(Chart and figure data)
§ §

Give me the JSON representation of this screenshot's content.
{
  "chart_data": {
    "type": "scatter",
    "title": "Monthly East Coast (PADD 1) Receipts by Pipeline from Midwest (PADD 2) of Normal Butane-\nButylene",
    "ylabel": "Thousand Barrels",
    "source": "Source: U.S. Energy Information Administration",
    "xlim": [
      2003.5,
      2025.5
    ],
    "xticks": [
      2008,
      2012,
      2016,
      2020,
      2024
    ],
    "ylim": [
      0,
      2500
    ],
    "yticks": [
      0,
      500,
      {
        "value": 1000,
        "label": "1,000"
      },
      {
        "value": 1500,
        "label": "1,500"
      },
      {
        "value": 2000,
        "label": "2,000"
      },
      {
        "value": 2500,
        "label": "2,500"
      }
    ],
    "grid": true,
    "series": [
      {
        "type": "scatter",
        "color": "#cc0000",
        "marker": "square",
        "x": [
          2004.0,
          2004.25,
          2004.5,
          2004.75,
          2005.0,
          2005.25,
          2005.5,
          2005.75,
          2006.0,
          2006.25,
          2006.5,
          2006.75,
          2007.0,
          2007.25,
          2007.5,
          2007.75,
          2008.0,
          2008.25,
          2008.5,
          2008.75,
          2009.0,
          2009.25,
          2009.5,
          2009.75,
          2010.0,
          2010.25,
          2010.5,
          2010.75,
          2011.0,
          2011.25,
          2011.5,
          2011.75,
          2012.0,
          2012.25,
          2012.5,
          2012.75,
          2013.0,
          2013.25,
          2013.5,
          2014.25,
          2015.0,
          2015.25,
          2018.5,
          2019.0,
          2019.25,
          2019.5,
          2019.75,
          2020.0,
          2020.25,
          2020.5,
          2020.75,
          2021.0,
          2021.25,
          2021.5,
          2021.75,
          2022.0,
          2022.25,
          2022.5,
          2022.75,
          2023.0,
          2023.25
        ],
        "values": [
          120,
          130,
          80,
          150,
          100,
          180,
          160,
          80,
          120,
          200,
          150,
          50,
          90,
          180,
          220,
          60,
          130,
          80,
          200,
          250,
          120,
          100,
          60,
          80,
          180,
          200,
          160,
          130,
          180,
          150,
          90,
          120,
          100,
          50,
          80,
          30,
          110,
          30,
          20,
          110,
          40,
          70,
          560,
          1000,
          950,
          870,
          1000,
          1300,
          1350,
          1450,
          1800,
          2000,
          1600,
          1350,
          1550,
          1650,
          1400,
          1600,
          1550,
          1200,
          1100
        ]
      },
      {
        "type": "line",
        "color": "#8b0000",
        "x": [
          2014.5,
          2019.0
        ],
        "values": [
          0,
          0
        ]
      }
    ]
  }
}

§ §

What the exercise asks >>
The lines above should be duplicated exactly.

Result of the task >>
Give me the JSON representation of this screenshot's content.
{
  "chart_data": {
    "type": "scatter",
    "title": "Monthly East Coast (PADD 1) Receipts by Pipeline from Midwest (PADD 2) of Normal Butane-\nButylene",
    "ylabel": "Thousand Barrels",
    "source": "Source: U.S. Energy Information Administration",
    "xlim": [
      2003.5,
      2025.5
    ],
    "xticks": [
      2008,
      2012,
      2016,
      2020,
      2024
    ],
    "ylim": [
      0,
      2500
    ],
    "yticks": [
      0,
      500,
      {
        "value": 1000,
        "label": "1,000"
      },
      {
        "value": 1500,
        "label": "1,500"
      },
      {
        "value": 2000,
        "label": "2,000"
      },
      {
        "value": 2500,
        "label": "2,500"
      }
    ],
    "grid": true,
    "series": [
      {
        "type": "scatter",
        "color": "#cc0000",
        "marker": "square",
        "x": [
          2004.0,
          2004.25,
          2004.5,
          2004.75,
          2005.0,
          2005.25,
          2005.5,
          2005.75,
          2006.0,
          2006.25,
          2006.5,
          2006.75,
          2007.0,
          2007.25,
          2007.5,
          2007.75,
          2008.0,
          2008.25,
          2008.5,
          2008.75,
          2009.0,
          2009.25,
          2009.5,
          2009.75,
          2010.0,
          2010.25,
          2010.5,
          2010.75,
          2011.0,
          2011.25,
          2011.5,
          2011.75,
          2012.0,
          2012.25,
          2012.5,
          2012.75,
          2013.0,
          2013.25,
          2013.5,
          2014.25,
          2015.0,
          2015.25,
          2018.5,
          2019.0,
          2019.25,
          2019.5,
          2019.75,
          2020.0,
          2020.25,
          2020.5,
          2020.75,
          2021.0,
          2021.25,
          2021.5,
          2021.75,
          2022.0,
          2022.25,
          2022.5,
          2022.75,
          2023.0,
          2023.25
        ],
        "values": [
          120,
          130,
          80,
          150,
          100,
          180,
          160,
          80,
          120,
          200,
          150,
          50,
          90,
          180,
          220,
          60,
          130,
          80,
          200,
          250,
          120,
          100,
          60,
          80,
          180,
          200,
          160,
          130,
          180,
          150,
          90,
          120,
          100,
          50,
          80,
          30,
          110,
          30,
          20,
          110,
          40,
          70,
          560,
          1000,
          950,
          870,
          1000,
          1300,
          1350,
          1450,
          1800,
          2000,
          1600,
          1350,
          1550,
          1650,
          1400,
          1600,
          1550,
          1200,
          1100
        ]
      },
      {
        "type": "line",
        "color": "#8b0000",
        "x": [
          2014.5,
          2019.0
        ],
        "values": [
          0,
          0
        ]
      }
    ]
  }
}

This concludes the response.